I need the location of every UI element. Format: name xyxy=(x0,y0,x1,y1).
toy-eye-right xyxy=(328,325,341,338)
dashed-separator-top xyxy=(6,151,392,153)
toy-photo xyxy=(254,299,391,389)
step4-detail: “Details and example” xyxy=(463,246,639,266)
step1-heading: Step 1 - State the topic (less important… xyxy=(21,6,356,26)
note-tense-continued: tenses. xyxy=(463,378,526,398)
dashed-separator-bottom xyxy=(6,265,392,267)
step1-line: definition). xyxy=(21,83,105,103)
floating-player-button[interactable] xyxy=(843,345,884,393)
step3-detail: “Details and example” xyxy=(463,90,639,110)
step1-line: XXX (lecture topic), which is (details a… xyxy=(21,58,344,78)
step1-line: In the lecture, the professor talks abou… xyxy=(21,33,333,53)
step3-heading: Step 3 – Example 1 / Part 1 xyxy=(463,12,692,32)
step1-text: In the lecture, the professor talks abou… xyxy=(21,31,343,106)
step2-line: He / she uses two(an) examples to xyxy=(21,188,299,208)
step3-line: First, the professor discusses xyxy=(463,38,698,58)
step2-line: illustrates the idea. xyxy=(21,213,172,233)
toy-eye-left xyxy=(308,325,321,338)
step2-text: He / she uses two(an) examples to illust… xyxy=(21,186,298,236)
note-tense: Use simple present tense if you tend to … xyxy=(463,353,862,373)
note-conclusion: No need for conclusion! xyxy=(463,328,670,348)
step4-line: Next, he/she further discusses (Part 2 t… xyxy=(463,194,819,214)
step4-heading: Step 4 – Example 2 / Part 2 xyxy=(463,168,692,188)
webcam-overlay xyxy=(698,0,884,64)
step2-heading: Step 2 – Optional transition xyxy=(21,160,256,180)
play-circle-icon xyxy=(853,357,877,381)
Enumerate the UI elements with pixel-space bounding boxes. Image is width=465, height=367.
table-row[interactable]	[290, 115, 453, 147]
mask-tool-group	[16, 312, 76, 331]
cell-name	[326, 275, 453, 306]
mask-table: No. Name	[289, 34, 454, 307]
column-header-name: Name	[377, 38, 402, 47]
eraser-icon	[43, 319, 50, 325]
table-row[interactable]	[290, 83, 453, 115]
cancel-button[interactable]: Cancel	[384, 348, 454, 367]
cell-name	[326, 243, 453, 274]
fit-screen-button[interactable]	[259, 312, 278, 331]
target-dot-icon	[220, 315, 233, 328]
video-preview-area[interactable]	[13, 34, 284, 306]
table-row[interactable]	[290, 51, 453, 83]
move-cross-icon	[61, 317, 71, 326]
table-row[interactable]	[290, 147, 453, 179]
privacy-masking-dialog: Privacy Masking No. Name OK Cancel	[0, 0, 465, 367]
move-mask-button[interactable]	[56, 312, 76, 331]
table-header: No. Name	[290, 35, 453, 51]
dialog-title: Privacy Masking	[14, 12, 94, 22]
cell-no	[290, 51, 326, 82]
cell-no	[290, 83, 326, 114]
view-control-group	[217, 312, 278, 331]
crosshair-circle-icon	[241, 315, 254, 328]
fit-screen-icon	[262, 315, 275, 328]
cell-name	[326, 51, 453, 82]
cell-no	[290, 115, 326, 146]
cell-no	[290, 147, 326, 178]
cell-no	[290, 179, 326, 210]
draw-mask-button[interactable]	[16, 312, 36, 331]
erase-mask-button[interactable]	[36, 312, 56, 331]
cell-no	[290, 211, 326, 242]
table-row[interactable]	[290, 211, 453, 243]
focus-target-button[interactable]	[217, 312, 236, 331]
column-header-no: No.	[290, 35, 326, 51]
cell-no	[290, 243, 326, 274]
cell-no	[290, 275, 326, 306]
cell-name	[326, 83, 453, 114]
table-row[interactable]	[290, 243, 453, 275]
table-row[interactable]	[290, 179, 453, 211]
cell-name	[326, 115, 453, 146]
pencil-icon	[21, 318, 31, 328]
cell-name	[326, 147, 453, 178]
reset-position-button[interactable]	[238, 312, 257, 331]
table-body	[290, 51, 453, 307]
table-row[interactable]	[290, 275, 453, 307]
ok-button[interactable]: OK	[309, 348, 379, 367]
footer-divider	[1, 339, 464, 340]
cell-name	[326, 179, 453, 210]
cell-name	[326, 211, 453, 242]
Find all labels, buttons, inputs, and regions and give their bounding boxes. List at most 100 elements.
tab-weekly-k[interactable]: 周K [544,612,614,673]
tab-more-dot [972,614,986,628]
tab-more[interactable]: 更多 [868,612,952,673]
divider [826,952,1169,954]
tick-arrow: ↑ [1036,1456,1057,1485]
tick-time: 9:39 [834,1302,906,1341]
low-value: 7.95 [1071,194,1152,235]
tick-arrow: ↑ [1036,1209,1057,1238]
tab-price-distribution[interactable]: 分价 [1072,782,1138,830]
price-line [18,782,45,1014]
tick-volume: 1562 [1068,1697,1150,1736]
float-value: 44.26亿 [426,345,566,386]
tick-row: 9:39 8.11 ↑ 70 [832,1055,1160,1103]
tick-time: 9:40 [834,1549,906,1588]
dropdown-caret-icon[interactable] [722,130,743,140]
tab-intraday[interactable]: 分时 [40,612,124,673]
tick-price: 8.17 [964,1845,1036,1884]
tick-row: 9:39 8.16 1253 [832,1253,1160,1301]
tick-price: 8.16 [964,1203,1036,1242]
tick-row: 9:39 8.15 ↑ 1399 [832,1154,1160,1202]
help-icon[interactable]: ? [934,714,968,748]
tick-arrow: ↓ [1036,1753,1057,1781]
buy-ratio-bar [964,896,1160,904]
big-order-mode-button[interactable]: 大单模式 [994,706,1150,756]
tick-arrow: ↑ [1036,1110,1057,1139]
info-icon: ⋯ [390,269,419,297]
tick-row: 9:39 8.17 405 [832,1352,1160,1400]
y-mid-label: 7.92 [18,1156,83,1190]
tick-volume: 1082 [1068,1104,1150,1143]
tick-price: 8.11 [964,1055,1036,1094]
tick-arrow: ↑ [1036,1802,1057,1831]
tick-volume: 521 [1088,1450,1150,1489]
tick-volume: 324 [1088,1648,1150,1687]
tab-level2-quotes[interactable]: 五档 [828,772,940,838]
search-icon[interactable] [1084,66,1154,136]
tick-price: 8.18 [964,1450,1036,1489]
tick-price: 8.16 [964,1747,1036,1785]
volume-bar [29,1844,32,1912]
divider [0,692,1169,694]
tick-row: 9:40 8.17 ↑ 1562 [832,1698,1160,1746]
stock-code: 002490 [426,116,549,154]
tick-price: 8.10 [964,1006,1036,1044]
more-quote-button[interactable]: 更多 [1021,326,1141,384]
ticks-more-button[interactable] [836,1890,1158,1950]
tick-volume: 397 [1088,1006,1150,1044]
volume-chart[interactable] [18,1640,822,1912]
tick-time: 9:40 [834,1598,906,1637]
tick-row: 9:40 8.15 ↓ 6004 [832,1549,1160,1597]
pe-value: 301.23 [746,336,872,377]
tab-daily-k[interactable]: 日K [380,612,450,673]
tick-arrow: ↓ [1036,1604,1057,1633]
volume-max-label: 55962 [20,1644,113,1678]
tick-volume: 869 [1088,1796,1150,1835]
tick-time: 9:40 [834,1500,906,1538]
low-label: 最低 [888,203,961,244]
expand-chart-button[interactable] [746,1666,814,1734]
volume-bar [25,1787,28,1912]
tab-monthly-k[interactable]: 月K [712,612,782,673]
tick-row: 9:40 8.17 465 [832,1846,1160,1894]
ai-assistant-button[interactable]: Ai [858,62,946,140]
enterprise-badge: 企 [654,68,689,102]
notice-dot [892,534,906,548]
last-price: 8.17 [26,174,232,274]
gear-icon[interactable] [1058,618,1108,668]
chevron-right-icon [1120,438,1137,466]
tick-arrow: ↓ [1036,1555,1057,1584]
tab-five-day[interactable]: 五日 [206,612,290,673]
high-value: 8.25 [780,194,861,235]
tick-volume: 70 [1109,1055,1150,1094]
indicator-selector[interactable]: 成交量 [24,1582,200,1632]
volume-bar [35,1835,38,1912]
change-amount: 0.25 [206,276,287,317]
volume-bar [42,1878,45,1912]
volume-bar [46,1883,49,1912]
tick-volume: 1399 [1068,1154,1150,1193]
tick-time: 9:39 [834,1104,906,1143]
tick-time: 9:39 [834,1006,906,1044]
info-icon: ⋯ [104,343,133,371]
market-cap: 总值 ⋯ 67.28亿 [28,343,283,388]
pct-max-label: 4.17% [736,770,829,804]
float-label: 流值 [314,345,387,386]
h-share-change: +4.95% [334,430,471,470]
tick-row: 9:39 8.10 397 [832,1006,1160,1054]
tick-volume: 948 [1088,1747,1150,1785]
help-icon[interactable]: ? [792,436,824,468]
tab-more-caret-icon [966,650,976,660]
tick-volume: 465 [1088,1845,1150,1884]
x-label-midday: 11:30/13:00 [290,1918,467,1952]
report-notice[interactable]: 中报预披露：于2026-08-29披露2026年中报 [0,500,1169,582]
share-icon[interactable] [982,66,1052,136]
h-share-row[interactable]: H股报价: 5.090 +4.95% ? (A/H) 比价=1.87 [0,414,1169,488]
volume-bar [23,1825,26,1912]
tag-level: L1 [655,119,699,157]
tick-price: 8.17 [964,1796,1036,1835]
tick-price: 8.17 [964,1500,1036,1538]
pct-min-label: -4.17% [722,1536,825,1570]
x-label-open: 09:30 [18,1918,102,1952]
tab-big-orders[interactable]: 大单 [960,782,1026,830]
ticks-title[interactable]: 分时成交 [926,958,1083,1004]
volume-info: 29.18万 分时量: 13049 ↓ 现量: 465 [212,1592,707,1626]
* * * * * * *
Task details
Copy out every row that contains the string "Cancel".

Answer to this problem
cancel-button[interactable]: Cancel	[384, 348, 454, 367]
privacy-masking-dialog: Privacy Masking No. Name OK Cancel	[0, 0, 465, 367]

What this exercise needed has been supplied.